§ **WHAT TO PRODUCE**
Check each line of the records below and collect those that include the word "WINCHESTER".

§ **INFORMATION GIVEN**

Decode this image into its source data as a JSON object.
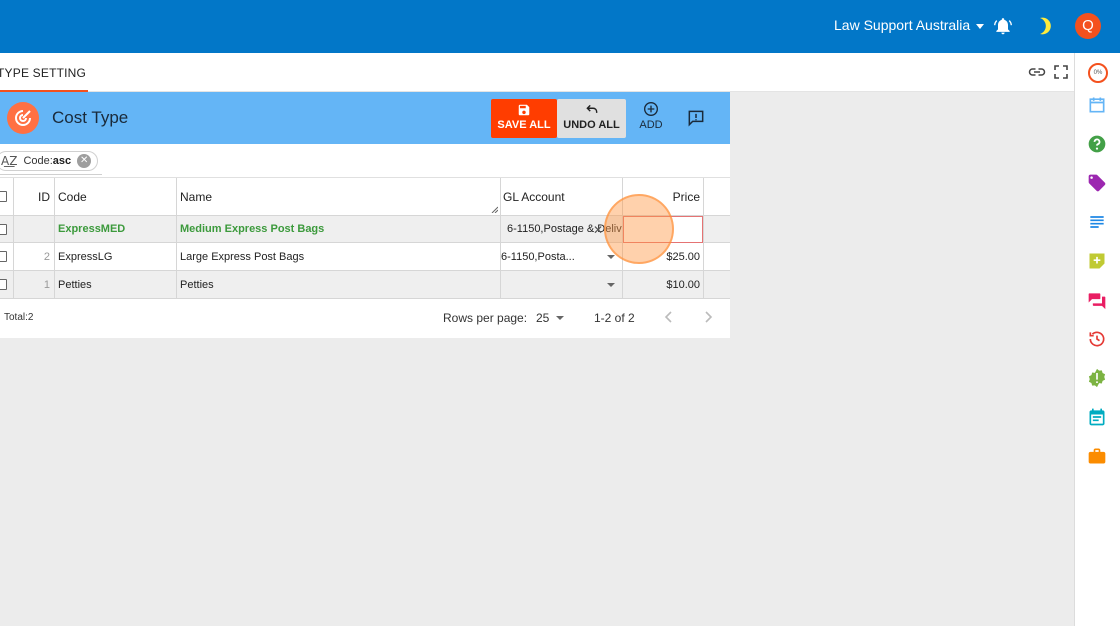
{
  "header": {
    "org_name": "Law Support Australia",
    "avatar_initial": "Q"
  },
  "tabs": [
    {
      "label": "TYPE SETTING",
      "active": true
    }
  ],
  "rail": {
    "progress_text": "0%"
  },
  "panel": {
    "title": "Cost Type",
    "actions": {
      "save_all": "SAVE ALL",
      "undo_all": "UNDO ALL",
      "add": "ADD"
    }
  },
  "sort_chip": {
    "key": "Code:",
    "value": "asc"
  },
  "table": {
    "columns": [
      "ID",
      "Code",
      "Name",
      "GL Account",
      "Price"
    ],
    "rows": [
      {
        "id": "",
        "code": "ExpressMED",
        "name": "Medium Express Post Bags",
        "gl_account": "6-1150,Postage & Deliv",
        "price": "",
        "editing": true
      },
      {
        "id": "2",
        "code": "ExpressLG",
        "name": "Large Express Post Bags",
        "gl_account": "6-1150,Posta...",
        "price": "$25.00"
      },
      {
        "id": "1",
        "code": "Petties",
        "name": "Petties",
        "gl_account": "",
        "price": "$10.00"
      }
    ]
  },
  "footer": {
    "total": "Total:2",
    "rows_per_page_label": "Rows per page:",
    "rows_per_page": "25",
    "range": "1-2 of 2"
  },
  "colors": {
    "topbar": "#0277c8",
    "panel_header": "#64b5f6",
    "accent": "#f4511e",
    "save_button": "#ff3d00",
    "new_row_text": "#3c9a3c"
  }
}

* * *

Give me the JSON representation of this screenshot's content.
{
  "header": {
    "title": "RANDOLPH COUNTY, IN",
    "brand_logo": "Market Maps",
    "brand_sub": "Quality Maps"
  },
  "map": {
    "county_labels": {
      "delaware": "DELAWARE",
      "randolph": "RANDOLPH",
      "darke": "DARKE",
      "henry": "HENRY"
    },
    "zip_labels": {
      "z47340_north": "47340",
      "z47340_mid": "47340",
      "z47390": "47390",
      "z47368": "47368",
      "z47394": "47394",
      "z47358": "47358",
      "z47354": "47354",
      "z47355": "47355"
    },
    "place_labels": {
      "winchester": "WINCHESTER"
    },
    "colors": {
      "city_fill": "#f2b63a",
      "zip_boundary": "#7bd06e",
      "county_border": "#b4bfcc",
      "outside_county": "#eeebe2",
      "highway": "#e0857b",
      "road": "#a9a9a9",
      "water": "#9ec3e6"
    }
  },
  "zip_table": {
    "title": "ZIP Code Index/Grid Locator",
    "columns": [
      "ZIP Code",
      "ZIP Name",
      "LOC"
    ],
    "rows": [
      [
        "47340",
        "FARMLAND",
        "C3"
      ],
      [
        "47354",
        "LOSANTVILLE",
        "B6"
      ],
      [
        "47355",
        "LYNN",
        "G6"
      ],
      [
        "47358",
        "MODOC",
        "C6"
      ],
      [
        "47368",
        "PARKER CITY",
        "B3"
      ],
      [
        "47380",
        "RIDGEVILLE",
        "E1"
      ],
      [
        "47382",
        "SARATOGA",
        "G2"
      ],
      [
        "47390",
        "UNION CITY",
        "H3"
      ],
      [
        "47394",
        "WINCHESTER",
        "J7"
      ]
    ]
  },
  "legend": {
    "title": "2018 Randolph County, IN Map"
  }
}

§ **CORRECT ANSWER**
      "winchester": "WINCHESTER"
        "WINCHESTER",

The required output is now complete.